◆ Work to do
Carry none of the pictures over; write out the complete data exactly.

────────────────────────────────────────

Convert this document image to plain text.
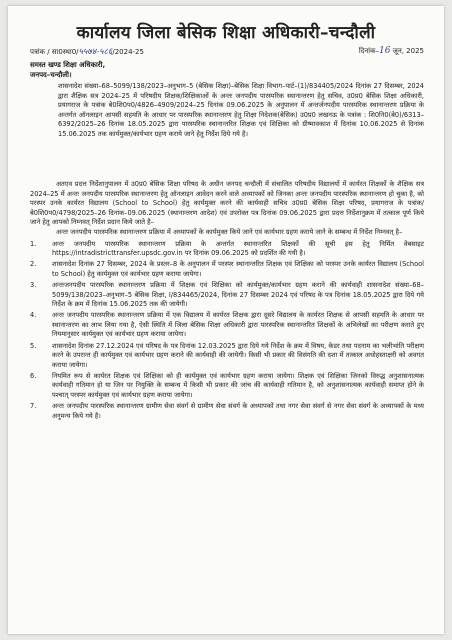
कार्यालय जिला बेसिक शिक्षा अधिकारी–चन्दौली
पत्रांक / सा0स्था0/५५७४-५८६/2024-25	दिनांक–16 जून, 2025
समस्त खण्ड शिक्षा अधिकारी,
जनपद–चन्दौली।
शासनादेश संख्या–68–5099/138/2023–अनुभाग–5 (बेसिक शिक्षा)–बेसिक शिक्षा विभाग–पार्ट–(1)/834405/2024 दिनांक 27 दिसम्बर, 2024 द्वारा शैक्षिक सत्र 2024–25 में परिषदीय शिक्षक/शिक्षिकाओं के अन्तः जनपदीय पारस्परिक स्थानान्तरण हेतु सचिव, उ0प्र0 बेसिक शिक्षा अधिकारी, प्रयागराज के पत्रांक बे0शि0प0/4826–4909/2024–25 दिनांक 09.06.2025 के अनुपालन में अन्तर्जनपदीय पारस्परिक स्थानान्तरण प्रक्रिया के अन्तर्गत ऑनलाइन आपसी सहमति के आधार पर पारस्परिक स्थानान्तरण हेतु शिक्षा निदेशक(बेसिक) उ0प्र0 लखनऊ के पत्रांक : शि0नि0(बे0)/6313–6392/2025–26 दिनांक 18.05.2025 द्वारा पारस्परिक स्थानान्तरित शिक्षक एवं शिक्षिका को ग्रीष्मावकाश में दिनांक 10.06.2025 से दिनांक 15.06.2025 तक कार्यमुक्त/कार्यभार ग्रहण कराये जाने हेतु निर्देश दिये गये है।

अतएव प्रदत्त निर्देशानुपालन में उ0प्र0 बेसिक शिक्षा परिषद के अधीन जनपद चन्दौली में संचालित परिषदीय विद्यालयों में कार्यरत शिक्षकों के शैक्षिक सत्र 2024–25 में अन्तः जनपदीय पारस्परिक स्थानान्तरण हेतु ऑनलाइन आवेदन करने वाले अध्यापकों को जिनका अन्तः जनपदीय पारस्परिक स्थानान्तरण हो चुका है, को परस्पर उनके कार्यरत विद्यालय (School to School) हेतु कार्यमुक्त करने की कार्यवाही सचिव उ0प्र0 बेसिक शिक्षा परिषद, प्रयागराज के पत्रांक/बे0शि0प0/4798/2025–26 दिनांक–09.06.2025 (स्थानान्तरण आदेश) एवं उपरोक्त पत्र दिनांक 09.06.2025 द्वारा प्रदत्त निर्देशानुक्रम में तत्काल पूर्ण किये जाने हेतु आपको निम्नवत् निर्देश प्रदान किये जाते है–

अन्तः जनपदीय पारस्परिक स्थानान्तरण प्रक्रिया में अध्यापकों के कार्यमुक्त किये जाने एवं कार्यभार ग्रहण कराये जाने के सम्बन्ध में निर्देश निम्नवत् है–

1.	अन्तः जनपदीय पारस्परिक स्थानान्तरण प्रक्रिया के अन्तर्गत स्थानान्तरित शिक्षकों की सूची इस हेतु निर्मित वेबसाइट https://intradistricttransfer.upsdc.gov.in पर दिनांक 09.06.2025 को प्रदर्शित की गयी है।
2.	शासनादेश दिनांक 27 दिसम्बर, 2024 के प्रस्तर–8 के अनुपालन में परस्पर स्थानान्तरित शिक्षक एवं शिक्षिका को परस्पर उनके कार्यरत विद्यालय (School to School) हेतु कार्यमुक्त एवं कार्यभार ग्रहण कराया जायेगा।
3.	अन्तःजनपदीय पारस्परिक स्थानान्तरण प्रक्रिया में शिक्षक एवं शिक्षिका को कार्यमुक्त/कार्यभार ग्रहण कराने की कार्यवाही शासनादेश संख्या–68–5099/138/2023–अनुभाग–5 बेसिक शिक्षा, I/834465/2024, दिनांक 27 दिसम्बर 2024 एवं परिषद के पत्र दिनांक 18.05.2025 द्वारा दिये गये निर्देश के क्रम में दिनांक 15.06.2025 तक की जायेगी।
4.	अन्तः जनपदीय पारस्परिक स्थानान्तरण प्रक्रिया में एक विद्यालय में कार्यरत शिक्षक द्वारा दूसरे विद्यालय के कार्यरत शिक्षक से आपसी सहमति के आधार पर स्थानान्तरण का लाभ लिया गया है, ऐसी स्थिति में जिला बेसिक शिक्षा अधिकारी द्वारा पारस्परिक स्थानान्तरित शिक्षकों के अभिलेखों का परीक्षण कराते हुए नियमानुसार कार्यमुक्त एवं कार्यभार ग्रहण कराया जायेगा।
5.	शासनादेश दिनांक 27.12.2024 एवं परिषद के पत्र दिनांक 12.03.2025 द्वारा दिये गये निर्देश के क्रम में विषय, केडर तथा पदनाम का भलीभांति परीक्षण करने के उपरान्त ही कार्यमुक्त एवं कार्यभार ग्रहण कराने की कार्यवाही की जायेगी। किसी भी प्रकार की विसंगति की दशा में तत्काल अधोहस्ताक्षरी को अवगत कराया जायेगा।
6.	नियमित रूप से कार्यरत शिक्षक एवं शिक्षिका को ही कार्यमुक्त एवं कार्यभार ग्रहण कराया जायेगा। शिक्षक एवं शिक्षिका जिनको विरुद्ध अनुशासनात्मक कार्यवाही गतिमान हो या जिन पर नियुक्ति के सम्बन्ध में किसी भी प्रकार की जांच की कार्यवाही गतिमान है, को अनुशासनात्मक कार्यवाही समाप्त होने के पश्चात् परस्पर कार्यमुक्त एवं कार्यभार ग्रहण कराया जायेगा।
7.	अन्तः जनपदीय पारस्परिक स्थानान्तरण ग्रामीण सेवा संवर्ग से ग्रामीण सेवा संवर्ग के अध्यापकों तथा नगर सेवा संवर्ग से नगर सेवा संवर्ग के अध्यापकों के मध्य अनुमन्य किये गये है।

────────────────────────────────────────

◆ Result of this task
Convert this document image to plain text.
कार्यालय जिला बेसिक शिक्षा अधिकारी–चन्दौली
पत्रांक / सा0स्था0/५५७४-५८६/2024-25	दिनांक–16 जून, 2025
समस्त खण्ड शिक्षा अधिकारी,
जनपद–चन्दौली।
शासनादेश संख्या–68–5099/138/2023–अनुभाग–5 (बेसिक शिक्षा)–बेसिक शिक्षा विभाग–पार्ट–(1)/834405/2024 दिनांक 27 दिसम्बर, 2024 द्वारा शैक्षिक सत्र 2024–25 में परिषदीय शिक्षक/शिक्षिकाओं के अन्तः जनपदीय पारस्परिक स्थानान्तरण हेतु सचिव, उ0प्र0 बेसिक शिक्षा अधिकारी, प्रयागराज के पत्रांक बे0शि0प0/4826–4909/2024–25 दिनांक 09.06.2025 के अनुपालन में अन्तर्जनपदीय पारस्परिक स्थानान्तरण प्रक्रिया के अन्तर्गत ऑनलाइन आपसी सहमति के आधार पर पारस्परिक स्थानान्तरण हेतु शिक्षा निदेशक(बेसिक) उ0प्र0 लखनऊ के पत्रांक : शि0नि0(बे0)/6313–6392/2025–26 दिनांक 18.05.2025 द्वारा पारस्परिक स्थानान्तरित शिक्षक एवं शिक्षिका को ग्रीष्मावकाश में दिनांक 10.06.2025 से दिनांक 15.06.2025 तक कार्यमुक्त/कार्यभार ग्रहण कराये जाने हेतु निर्देश दिये गये है।

अतएव प्रदत्त निर्देशानुपालन में उ0प्र0 बेसिक शिक्षा परिषद के अधीन जनपद चन्दौली में संचालित परिषदीय विद्यालयों में कार्यरत शिक्षकों के शैक्षिक सत्र 2024–25 में अन्तः जनपदीय पारस्परिक स्थानान्तरण हेतु ऑनलाइन आवेदन करने वाले अध्यापकों को जिनका अन्तः जनपदीय पारस्परिक स्थानान्तरण हो चुका है, को परस्पर उनके कार्यरत विद्यालय (School to School) हेतु कार्यमुक्त करने की कार्यवाही सचिव उ0प्र0 बेसिक शिक्षा परिषद, प्रयागराज के पत्रांक/बे0शि0प0/4798/2025–26 दिनांक–09.06.2025 (स्थानान्तरण आदेश) एवं उपरोक्त पत्र दिनांक 09.06.2025 द्वारा प्रदत्त निर्देशानुक्रम में तत्काल पूर्ण किये जाने हेतु आपको निम्नवत् निर्देश प्रदान किये जाते है–

अन्तः जनपदीय पारस्परिक स्थानान्तरण प्रक्रिया में अध्यापकों के कार्यमुक्त किये जाने एवं कार्यभार ग्रहण कराये जाने के सम्बन्ध में निर्देश निम्नवत् है–

1.	अन्तः जनपदीय पारस्परिक स्थानान्तरण प्रक्रिया के अन्तर्गत स्थानान्तरित शिक्षकों की सूची इस हेतु निर्मित वेबसाइट https://intradistricttransfer.upsdc.gov.in पर दिनांक 09.06.2025 को प्रदर्शित की गयी है।
2.	शासनादेश दिनांक 27 दिसम्बर, 2024 के प्रस्तर–8 के अनुपालन में परस्पर स्थानान्तरित शिक्षक एवं शिक्षिका को परस्पर उनके कार्यरत विद्यालय (School to School) हेतु कार्यमुक्त एवं कार्यभार ग्रहण कराया जायेगा।
3.	अन्तःजनपदीय पारस्परिक स्थानान्तरण प्रक्रिया में शिक्षक एवं शिक्षिका को कार्यमुक्त/कार्यभार ग्रहण कराने की कार्यवाही शासनादेश संख्या–68–5099/138/2023–अनुभाग–5 बेसिक शिक्षा, I/834465/2024, दिनांक 27 दिसम्बर 2024 एवं परिषद के पत्र दिनांक 18.05.2025 द्वारा दिये गये निर्देश के क्रम में दिनांक 15.06.2025 तक की जायेगी।
4.	अन्तः जनपदीय पारस्परिक स्थानान्तरण प्रक्रिया में एक विद्यालय में कार्यरत शिक्षक द्वारा दूसरे विद्यालय के कार्यरत शिक्षक से आपसी सहमति के आधार पर स्थानान्तरण का लाभ लिया गया है, ऐसी स्थिति में जिला बेसिक शिक्षा अधिकारी द्वारा पारस्परिक स्थानान्तरित शिक्षकों के अभिलेखों का परीक्षण कराते हुए नियमानुसार कार्यमुक्त एवं कार्यभार ग्रहण कराया जायेगा।
5.	शासनादेश दिनांक 27.12.2024 एवं परिषद के पत्र दिनांक 12.03.2025 द्वारा दिये गये निर्देश के क्रम में विषय, केडर तथा पदनाम का भलीभांति परीक्षण करने के उपरान्त ही कार्यमुक्त एवं कार्यभार ग्रहण कराने की कार्यवाही की जायेगी। किसी भी प्रकार की विसंगति की दशा में तत्काल अधोहस्ताक्षरी को अवगत कराया जायेगा।
6.	नियमित रूप से कार्यरत शिक्षक एवं शिक्षिका को ही कार्यमुक्त एवं कार्यभार ग्रहण कराया जायेगा। शिक्षक एवं शिक्षिका जिनको विरुद्ध अनुशासनात्मक कार्यवाही गतिमान हो या जिन पर नियुक्ति के सम्बन्ध में किसी भी प्रकार की जांच की कार्यवाही गतिमान है, को अनुशासनात्मक कार्यवाही समाप्त होने के पश्चात् परस्पर कार्यमुक्त एवं कार्यभार ग्रहण कराया जायेगा।
7.	अन्तः जनपदीय पारस्परिक स्थानान्तरण ग्रामीण सेवा संवर्ग से ग्रामीण सेवा संवर्ग के अध्यापकों तथा नगर सेवा संवर्ग से नगर सेवा संवर्ग के अध्यापकों के मध्य अनुमन्य किये गये है।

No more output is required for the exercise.